WHAT TO WORK ON :: Below are the records. Gather each line that holds "part".

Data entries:
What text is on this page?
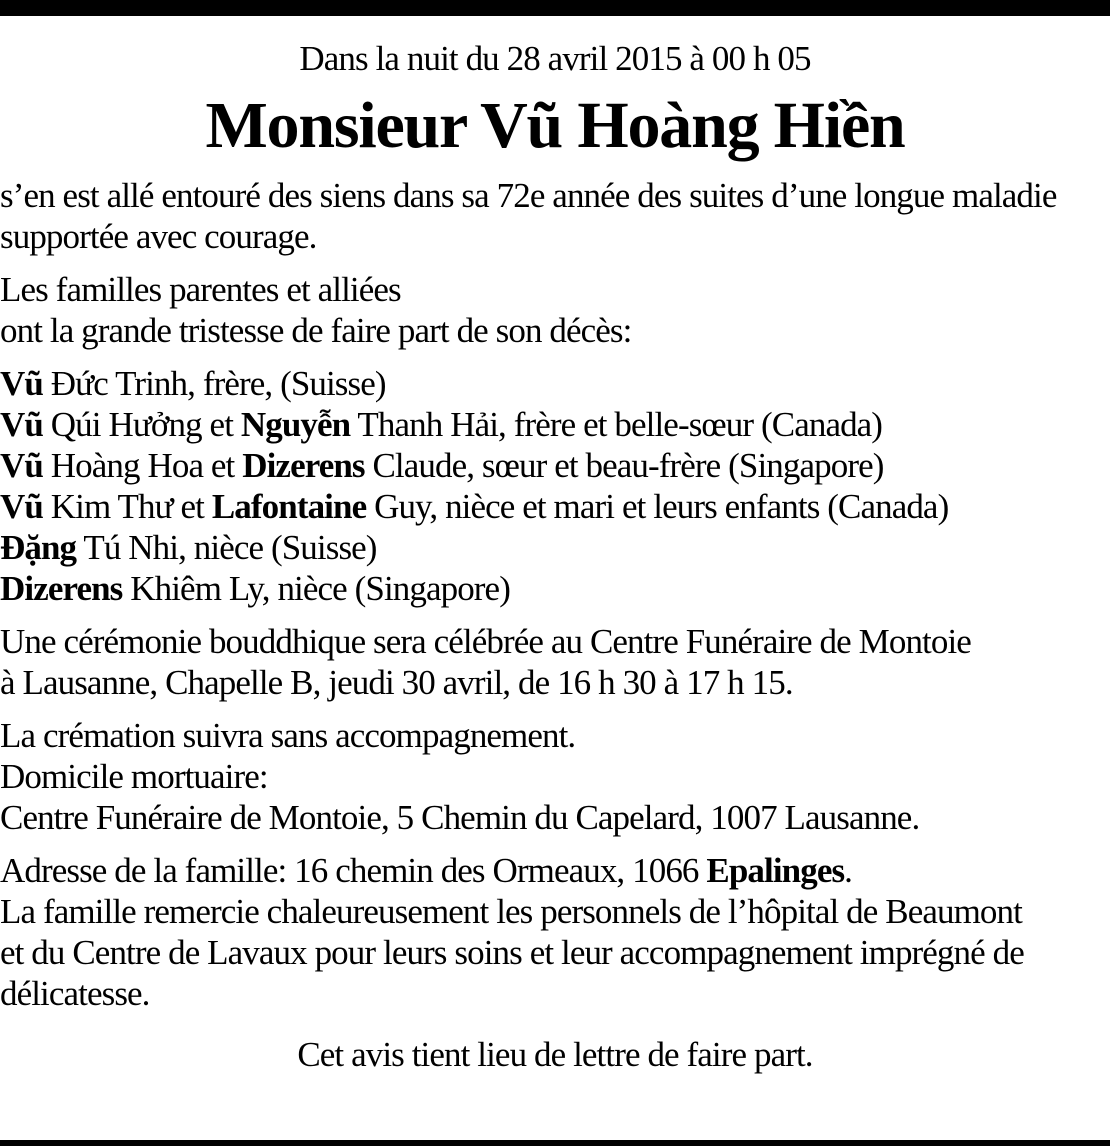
Dans la nuit du 28 avril 2015 à 00 h 05

Monsieur Vũ Hoàng Hiền

s’en est allé entouré des siens dans sa 72e année des suites d’une longue maladie
supportée avec courage.

Les familles parentes et alliées
ont la grande tristesse de faire part de son décès:

Vũ Đức Trinh, frère, (Suisse)
Vũ Qúi Hưởng et Nguyễn Thanh Hải, frère et belle-sœur (Canada)
Vũ Hoàng Hoa et Dizerens Claude, sœur et beau-frère (Singapore)
Vũ Kim Thư et Lafontaine Guy, nièce et mari et leurs enfants (Canada)
Đặng Tú Nhi, nièce (Suisse)
Dizerens Khiêm Ly, nièce (Singapore)

Une cérémonie bouddhique sera célébrée au Centre Funéraire de Montoie
à Lausanne, Chapelle B, jeudi 30 avril, de 16 h 30 à 17 h 15.

La crémation suivra sans accompagnement.
Domicile mortuaire:
Centre Funéraire de Montoie, 5 Chemin du Capelard, 1007 Lausanne.

Adresse de la famille: 16 chemin des Ormeaux, 1066 Epalinges.
La famille remercie chaleureusement les personnels de l’hôpital de Beaumont
et du Centre de Lavaux pour leurs soins et leur accompagnement imprégné de
délicatesse.

Cet avis tient lieu de lettre de faire part.
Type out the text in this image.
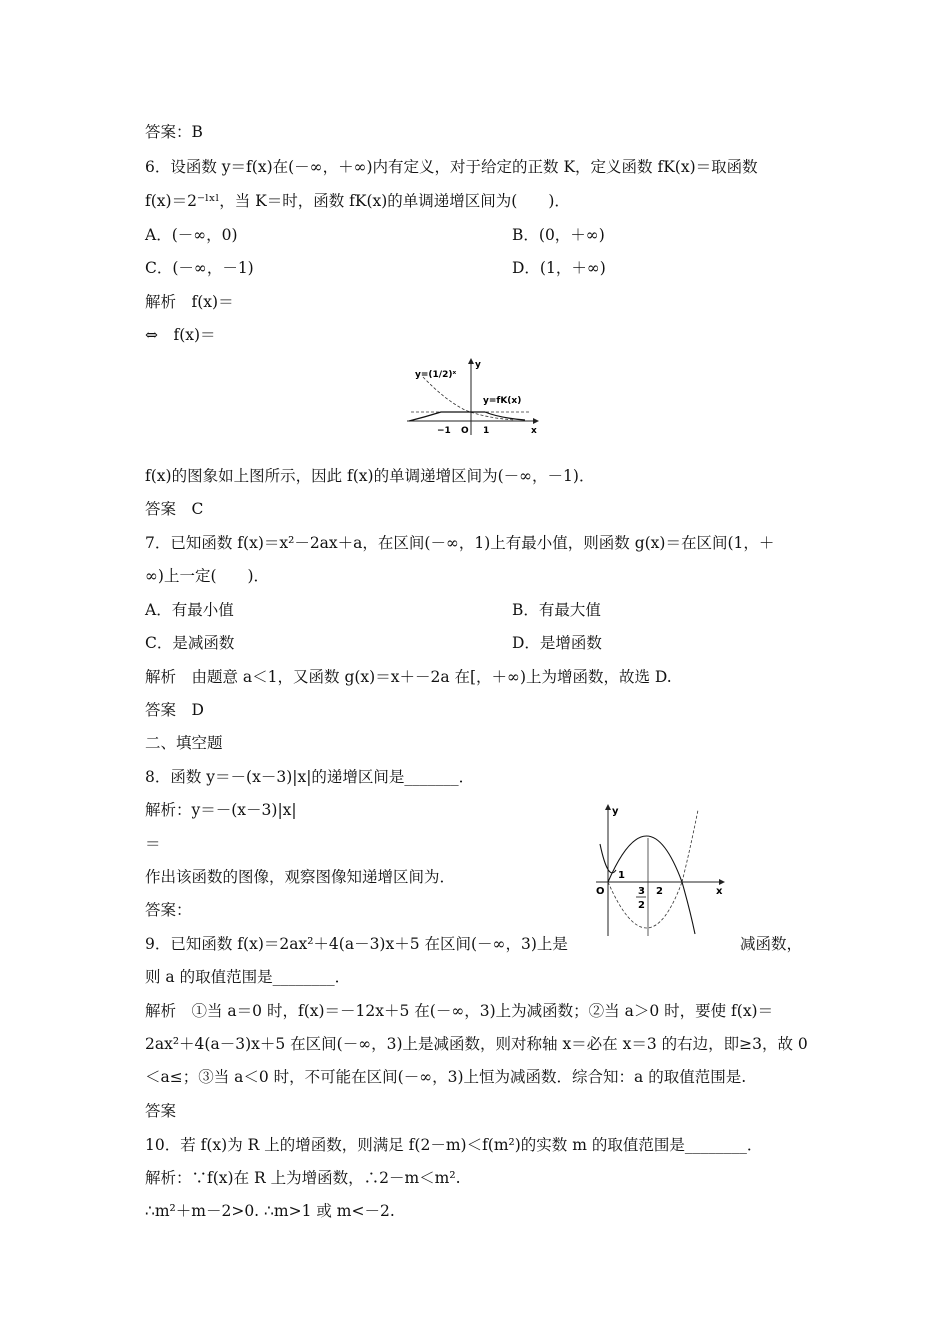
答案：B
6．设函数 y＝f(x)在(－∞，＋∞)内有定义，对于给定的正数 K，定义函数 fK(x)＝取函数
f(x)＝2⁻ˡˣˡ，当 K＝时，函数 fK(x)的单调递增区间为(　　)．
A．(－∞，0)	B．(0，＋∞)
C．(－∞，－1)	D．(1，＋∞)
解析　f(x)＝
⇔　f(x)＝
y=(1/2)ˣ
y=fK(x)
y
x
−1 O 1
f(x)的图象如上图所示，因此 f(x)的单调递增区间为(－∞，－1)．
答案　C
7．已知函数 f(x)＝x²－2ax＋a，在区间(－∞，1)上有最小值，则函数 g(x)＝在区间(1，＋
∞)上一定(　　)．
A．有最小值	B．有最大值
C．是减函数	D．是增函数
解析　由题意 a＜1，又函数 g(x)＝x＋－2a 在[，＋∞)上为增函数，故选 D.
答案　D
二、填空题
8．函数 y＝－(x－3)|x|的递增区间是_______．
解析：y＝－(x－3)|x|
＝
作出该函数的图像，观察图像知递增区间为．
y
x
O
1
3
2
2
答案：
9．已知函数 f(x)＝2ax²＋4(a－3)x＋5 在区间(－∞，3)上是	减函数，
则 a 的取值范围是________．
解析　①当 a＝0 时，f(x)＝－12x＋5 在(－∞，3)上为减函数；②当 a＞0 时，要使 f(x)＝
2ax²＋4(a－3)x＋5 在区间(－∞，3)上是减函数，则对称轴 x＝必在 x＝3 的右边，即≥3，故 0
＜a≤；③当 a＜0 时，不可能在区间(－∞，3)上恒为减函数．综合知：a 的取值范围是.
答案
10．若 f(x)为 R 上的增函数，则满足 f(2－m)＜f(m²)的实数 m 的取值范围是________．
解析：∵f(x)在 R 上为增函数，∴2－m＜m².
∴m²＋m－2>0. ∴m>1 或 m<－2.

EXERCISE ANSWER ::
ont la grande tristesse de faire part de son décès:
Cet avis tient lieu de lettre de faire part.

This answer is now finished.